Identify and pull out each line of the entries in which "name" occurs.

** Begin **

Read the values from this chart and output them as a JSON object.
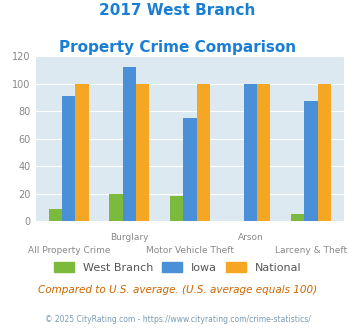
{
  "title_line1": "2017 West Branch",
  "title_line2": "Property Crime Comparison",
  "categories": [
    "All Property Crime",
    "Burglary",
    "Motor Vehicle Theft",
    "Arson",
    "Larceny & Theft"
  ],
  "x_labels_top": [
    "",
    "Burglary",
    "",
    "Arson",
    ""
  ],
  "x_labels_bottom": [
    "All Property Crime",
    "",
    "Motor Vehicle Theft",
    "",
    "Larceny & Theft"
  ],
  "west_branch": [
    9,
    20,
    18,
    0,
    5
  ],
  "iowa": [
    91,
    112,
    75,
    100,
    87
  ],
  "national": [
    100,
    100,
    100,
    100,
    100
  ],
  "bar_colors": {
    "west_branch": "#7cba3d",
    "iowa": "#4a90d9",
    "national": "#f5a623"
  },
  "ylim": [
    0,
    120
  ],
  "yticks": [
    0,
    20,
    40,
    60,
    80,
    100,
    120
  ],
  "plot_bg_color": "#dce9f0",
  "title_color": "#1a7fd4",
  "footer_color": "#cc6600",
  "copyright_color": "#7a9ab5",
  "copyright_link_color": "#4a90d9",
  "tick_label_color": "#888888",
  "footer_text": "Compared to U.S. average. (U.S. average equals 100)",
  "copyright_text": "© 2025 CityRating.com - https://www.cityrating.com/crime-statistics/",
  "legend_labels": [
    "West Branch",
    "Iowa",
    "National"
  ],
  "bar_width": 0.22
}
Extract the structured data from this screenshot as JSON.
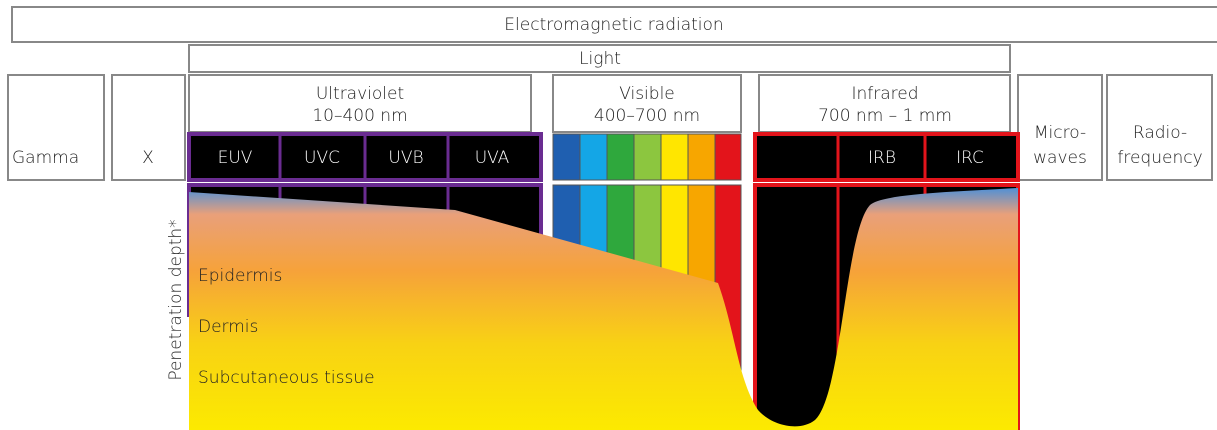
{
  "header": {
    "title": "Electromagnetic radiation"
  },
  "light": {
    "title": "Light"
  },
  "gamma": {
    "label": "Gamma"
  },
  "xray": {
    "label": "X"
  },
  "ultraviolet": {
    "label": "Ultraviolet",
    "range": "10–400 nm",
    "bands": [
      "EUV",
      "UVC",
      "UVB",
      "UVA"
    ]
  },
  "visible": {
    "label": "Visible",
    "range": "400–700 nm"
  },
  "infrared": {
    "label": "Infrared",
    "range": "700 nm – 1 mm",
    "bands": [
      "IRB",
      "IRC"
    ]
  },
  "microwaves": {
    "lines": [
      "Micro-",
      "waves"
    ]
  },
  "radiofrequency": {
    "lines": [
      "Radio-",
      "frequency"
    ]
  },
  "penetration": {
    "axis_label": "Penetration depth*",
    "layers": [
      "Epidermis",
      "Dermis",
      "Subcutaneous tissue"
    ]
  }
}
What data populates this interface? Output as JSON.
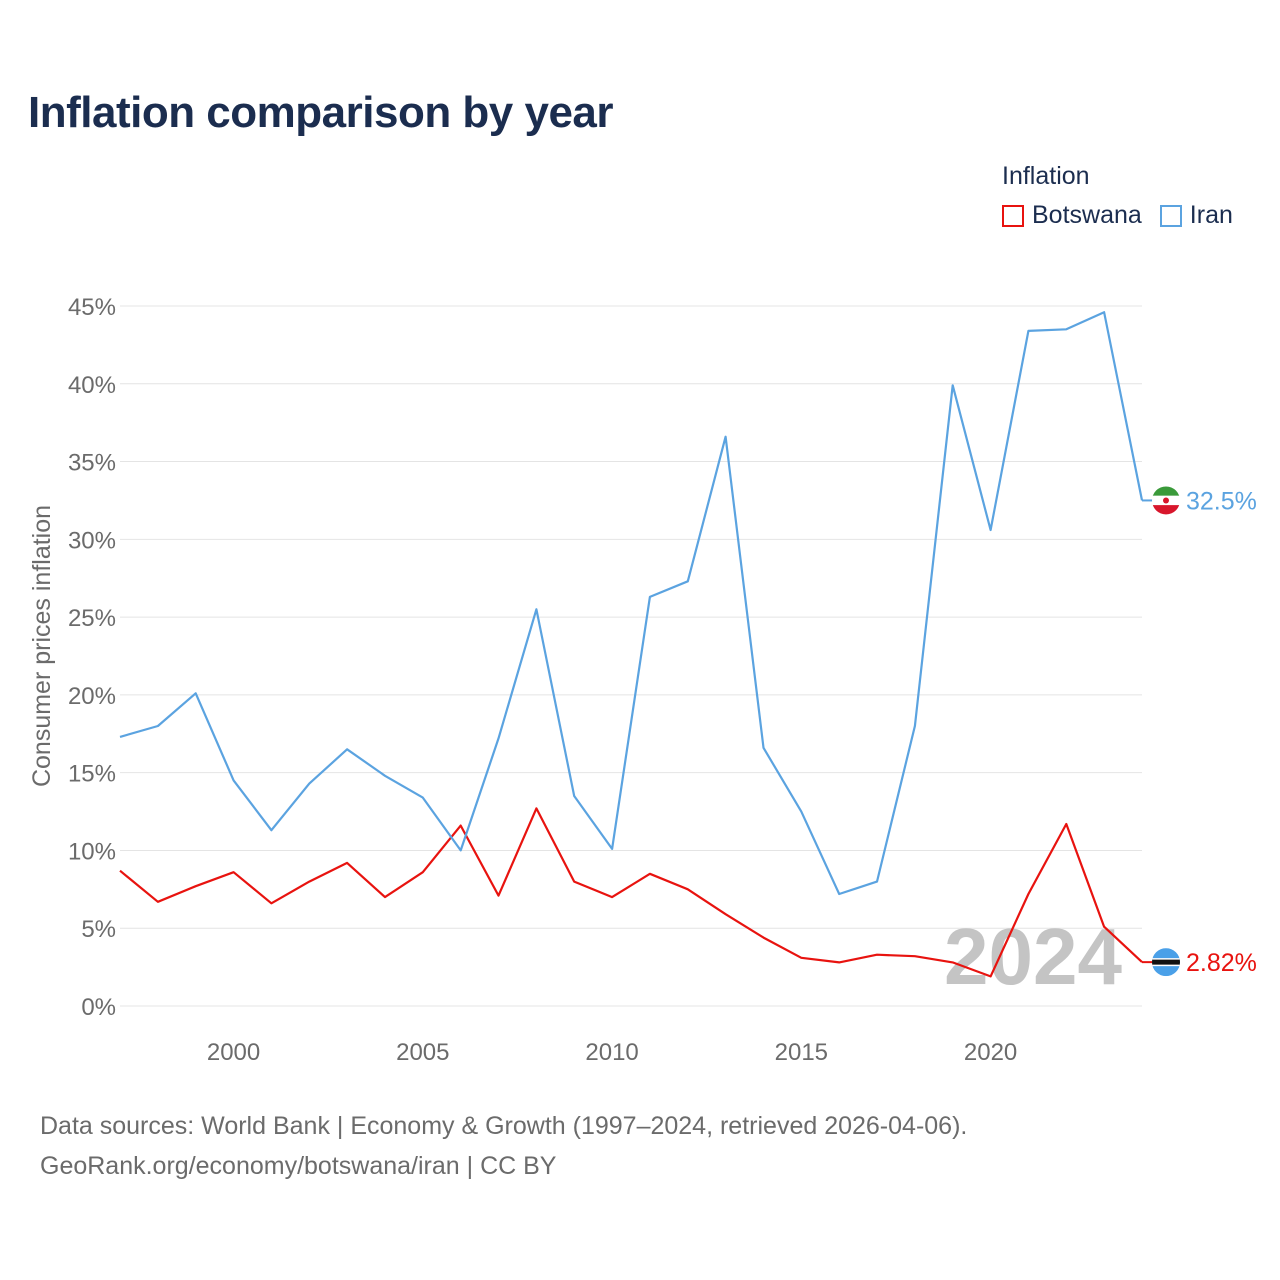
{
  "chart_data": {
    "type": "line",
    "title": "Inflation comparison by year",
    "legend_title": "Inflation",
    "ylabel": "Consumer prices inflation",
    "xlabel": "",
    "ylim": [
      0,
      45
    ],
    "xlim": [
      1997,
      2024
    ],
    "y_ticks": [
      {
        "value": 0,
        "label": "0%"
      },
      {
        "value": 5,
        "label": "5%"
      },
      {
        "value": 10,
        "label": "10%"
      },
      {
        "value": 15,
        "label": "15%"
      },
      {
        "value": 20,
        "label": "20%"
      },
      {
        "value": 25,
        "label": "25%"
      },
      {
        "value": 30,
        "label": "30%"
      },
      {
        "value": 35,
        "label": "35%"
      },
      {
        "value": 40,
        "label": "40%"
      },
      {
        "value": 45,
        "label": "45%"
      }
    ],
    "x_ticks": [
      {
        "value": 2000,
        "label": "2000"
      },
      {
        "value": 2005,
        "label": "2005"
      },
      {
        "value": 2010,
        "label": "2010"
      },
      {
        "value": 2015,
        "label": "2015"
      },
      {
        "value": 2020,
        "label": "2020"
      }
    ],
    "x": [
      1997,
      1998,
      1999,
      2000,
      2001,
      2002,
      2003,
      2004,
      2005,
      2006,
      2007,
      2008,
      2009,
      2010,
      2011,
      2012,
      2013,
      2014,
      2015,
      2016,
      2017,
      2018,
      2019,
      2020,
      2021,
      2022,
      2023,
      2024
    ],
    "series": [
      {
        "name": "Botswana",
        "color": "#e8130f",
        "end_label": "2.82%",
        "values": [
          8.7,
          6.7,
          7.7,
          8.6,
          6.6,
          8.0,
          9.2,
          7.0,
          8.6,
          11.6,
          7.1,
          12.7,
          8.0,
          7.0,
          8.5,
          7.5,
          5.9,
          4.4,
          3.1,
          2.8,
          3.3,
          3.2,
          2.8,
          1.9,
          7.2,
          11.7,
          5.1,
          2.82
        ]
      },
      {
        "name": "Iran",
        "color": "#5ba3e0",
        "end_label": "32.5%",
        "values": [
          17.3,
          18.0,
          20.1,
          14.5,
          11.3,
          14.3,
          16.5,
          14.8,
          13.4,
          10.0,
          17.2,
          25.5,
          13.5,
          10.1,
          26.3,
          27.3,
          36.6,
          16.6,
          12.5,
          7.2,
          8.0,
          18.0,
          39.9,
          30.6,
          43.4,
          43.5,
          44.6,
          32.5
        ]
      }
    ],
    "watermark": "2024"
  },
  "footer": {
    "line1": "Data sources: World Bank | Economy & Growth (1997–2024, retrieved 2026-04-06).",
    "line2": "GeoRank.org/economy/botswana/iran | CC BY"
  },
  "colors": {
    "title": "#1b2d4f",
    "grid": "#e4e4e4",
    "tick_text": "#6b6b6b",
    "watermark": "#c4c4c4"
  }
}
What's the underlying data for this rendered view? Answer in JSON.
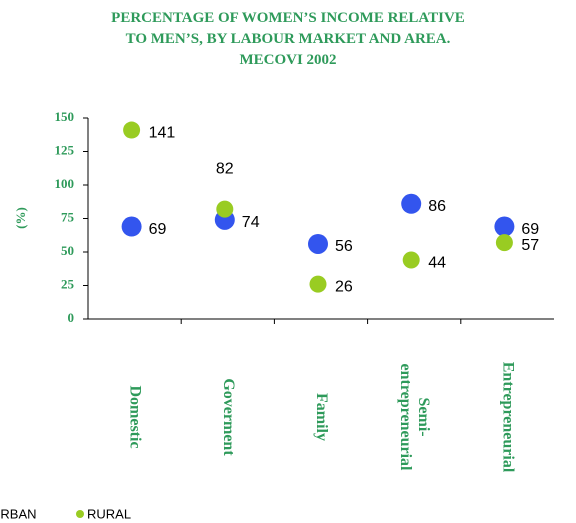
{
  "chart_data": {
    "type": "dot",
    "title": [
      "PERCENTAGE OF WOMEN’S INCOME RELATIVE",
      "TO MEN’S, BY LABOUR MARKET AND AREA.",
      "MECOVI 2002"
    ],
    "y_label": "(%)",
    "categories": [
      "Domestic",
      "Goverment",
      "Family",
      "Semi-entrepreneurial",
      "Entrepreneurial"
    ],
    "series": [
      {
        "name": "URBAN",
        "color": "#3355ee",
        "values": [
          69,
          74,
          56,
          86,
          69
        ]
      },
      {
        "name": "RURAL",
        "color": "#99cc22",
        "values": [
          141,
          82,
          26,
          44,
          57
        ]
      }
    ],
    "ylim": [
      0,
      150
    ],
    "yticks": [
      0,
      25,
      50,
      75,
      100,
      125,
      150
    ]
  }
}
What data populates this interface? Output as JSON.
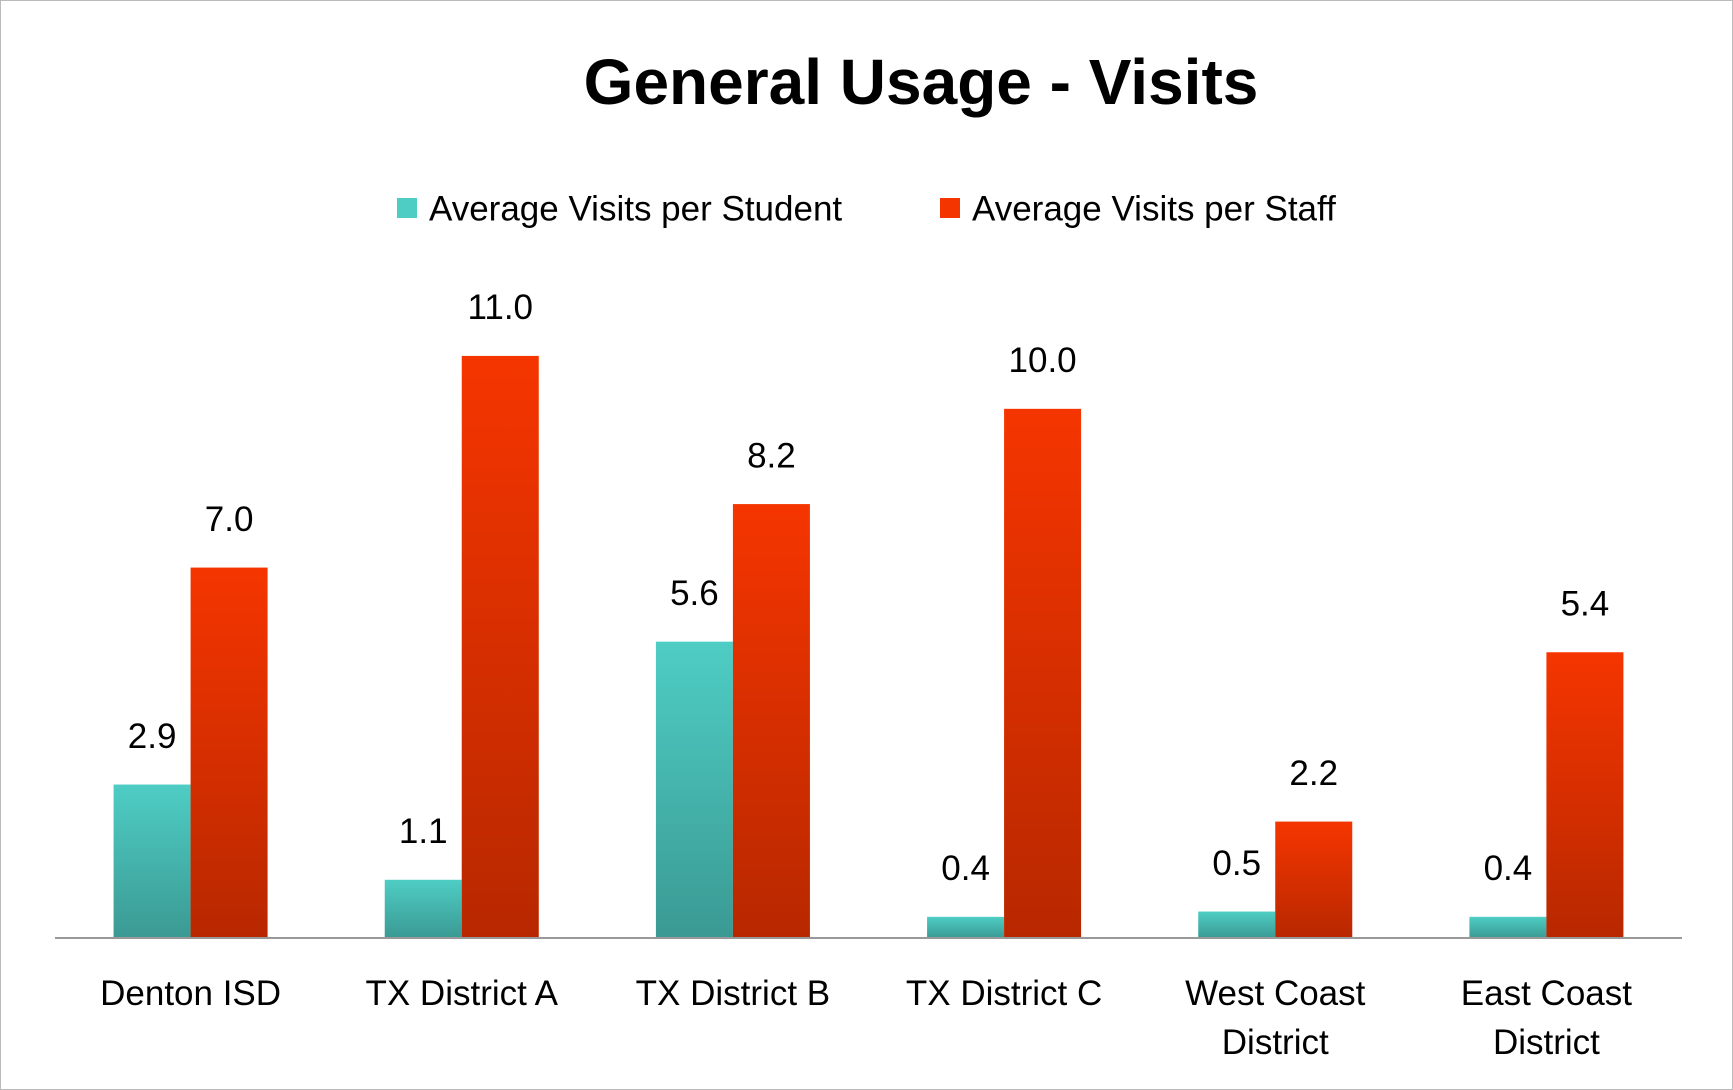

** End **

### Solution for this task:
        "name": "Botswana",
        "name": "Iran",
        "name": "URBAN",
        "name": "RURAL",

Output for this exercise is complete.